━━ Record list ━━

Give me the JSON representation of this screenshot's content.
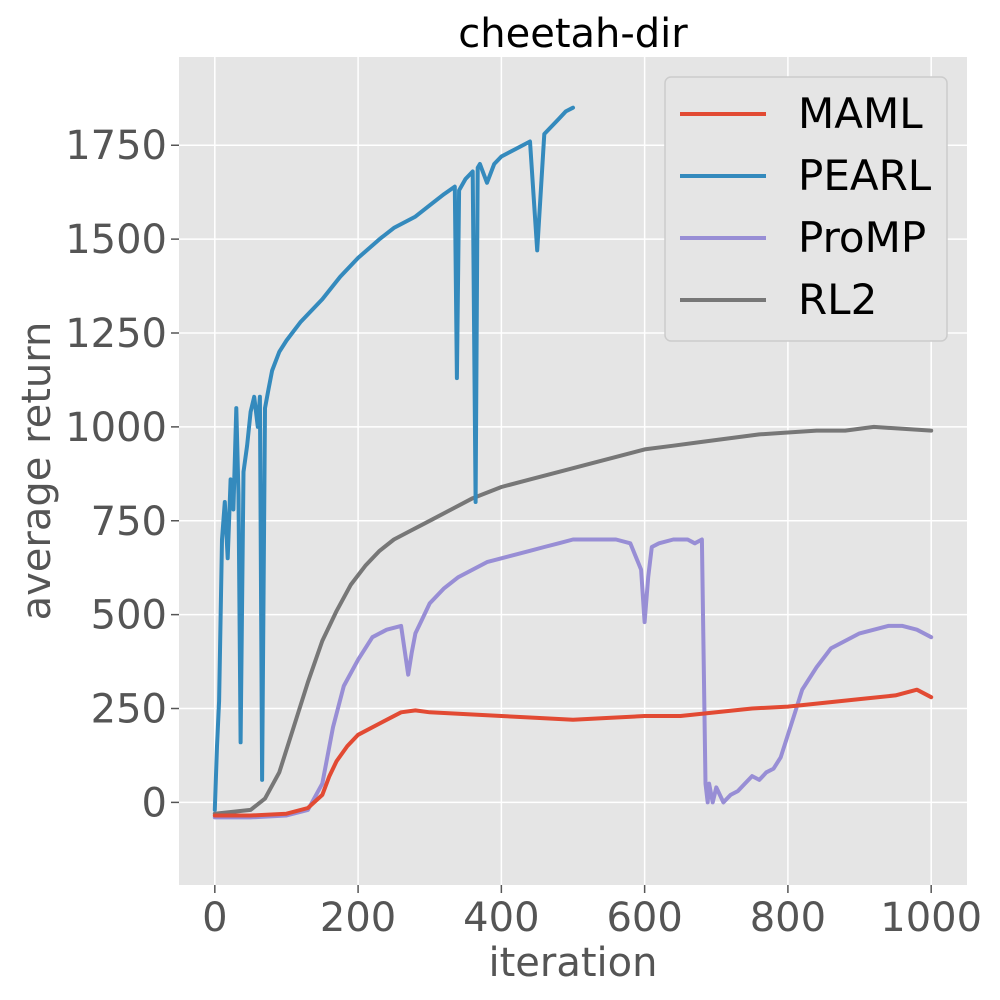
{
  "chart_data": {
    "type": "line",
    "title": "cheetah-dir",
    "xlabel": "iteration",
    "ylabel": "average return",
    "xlim": [
      -50,
      1050
    ],
    "ylim": [
      -220,
      1985
    ],
    "xticks": [
      0,
      200,
      400,
      600,
      800,
      1000
    ],
    "yticks": [
      0,
      250,
      500,
      750,
      1000,
      1250,
      1500,
      1750
    ],
    "grid": true,
    "legend_position": "top-right",
    "background_color": "#e5e5e5",
    "series": [
      {
        "name": "MAML",
        "color": "#e24a33",
        "x": [
          0,
          50,
          100,
          130,
          150,
          160,
          170,
          185,
          200,
          230,
          260,
          280,
          300,
          350,
          400,
          450,
          500,
          550,
          600,
          650,
          700,
          750,
          800,
          850,
          900,
          950,
          980,
          1000
        ],
        "y": [
          -35,
          -35,
          -30,
          -15,
          20,
          70,
          110,
          150,
          180,
          210,
          240,
          245,
          240,
          235,
          230,
          225,
          220,
          225,
          230,
          230,
          240,
          250,
          255,
          265,
          275,
          285,
          300,
          280
        ]
      },
      {
        "name": "PEARL",
        "color": "#348abd",
        "x": [
          0,
          3,
          6,
          10,
          14,
          18,
          22,
          26,
          30,
          33,
          36,
          40,
          45,
          50,
          55,
          60,
          63,
          66,
          70,
          75,
          80,
          90,
          100,
          120,
          150,
          175,
          200,
          230,
          250,
          280,
          300,
          320,
          335,
          338,
          341,
          350,
          360,
          364,
          367,
          370,
          380,
          390,
          400,
          420,
          440,
          450,
          460,
          470,
          480,
          490,
          500
        ],
        "y": [
          -20,
          150,
          270,
          700,
          800,
          650,
          860,
          780,
          1050,
          820,
          160,
          880,
          950,
          1040,
          1080,
          1000,
          1080,
          60,
          1050,
          1100,
          1150,
          1200,
          1230,
          1280,
          1340,
          1400,
          1450,
          1500,
          1530,
          1560,
          1590,
          1620,
          1640,
          1130,
          1630,
          1660,
          1680,
          800,
          1690,
          1700,
          1650,
          1700,
          1720,
          1740,
          1760,
          1470,
          1780,
          1800,
          1820,
          1840,
          1850
        ]
      },
      {
        "name": "ProMP",
        "color": "#988ed5",
        "x": [
          0,
          50,
          100,
          130,
          150,
          165,
          180,
          200,
          220,
          240,
          260,
          270,
          275,
          280,
          290,
          300,
          320,
          340,
          360,
          380,
          400,
          420,
          440,
          460,
          480,
          500,
          520,
          540,
          560,
          580,
          595,
          600,
          605,
          610,
          620,
          640,
          660,
          670,
          680,
          685,
          688,
          690,
          695,
          700,
          710,
          720,
          730,
          740,
          750,
          760,
          770,
          780,
          790,
          800,
          810,
          820,
          840,
          860,
          880,
          900,
          920,
          940,
          960,
          980,
          1000
        ],
        "y": [
          -40,
          -40,
          -35,
          -20,
          50,
          200,
          310,
          380,
          440,
          460,
          470,
          340,
          400,
          450,
          490,
          530,
          570,
          600,
          620,
          640,
          650,
          660,
          670,
          680,
          690,
          700,
          700,
          700,
          700,
          690,
          620,
          480,
          600,
          680,
          690,
          700,
          700,
          690,
          700,
          50,
          0,
          50,
          0,
          40,
          0,
          20,
          30,
          50,
          70,
          60,
          80,
          90,
          120,
          180,
          240,
          300,
          360,
          410,
          430,
          450,
          460,
          470,
          470,
          460,
          440
        ]
      },
      {
        "name": "RL2",
        "color": "#777777",
        "x": [
          0,
          50,
          70,
          90,
          110,
          130,
          150,
          170,
          190,
          210,
          230,
          250,
          270,
          300,
          330,
          360,
          400,
          440,
          480,
          520,
          560,
          600,
          640,
          680,
          720,
          760,
          800,
          840,
          880,
          920,
          960,
          1000
        ],
        "y": [
          -30,
          -20,
          10,
          80,
          200,
          320,
          430,
          510,
          580,
          630,
          670,
          700,
          720,
          750,
          780,
          810,
          840,
          860,
          880,
          900,
          920,
          940,
          950,
          960,
          970,
          980,
          985,
          990,
          990,
          1000,
          995,
          990
        ]
      }
    ]
  }
}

━━━

Count the lines in the records above that contain the word "name", and give only the number.

Result of this task: 4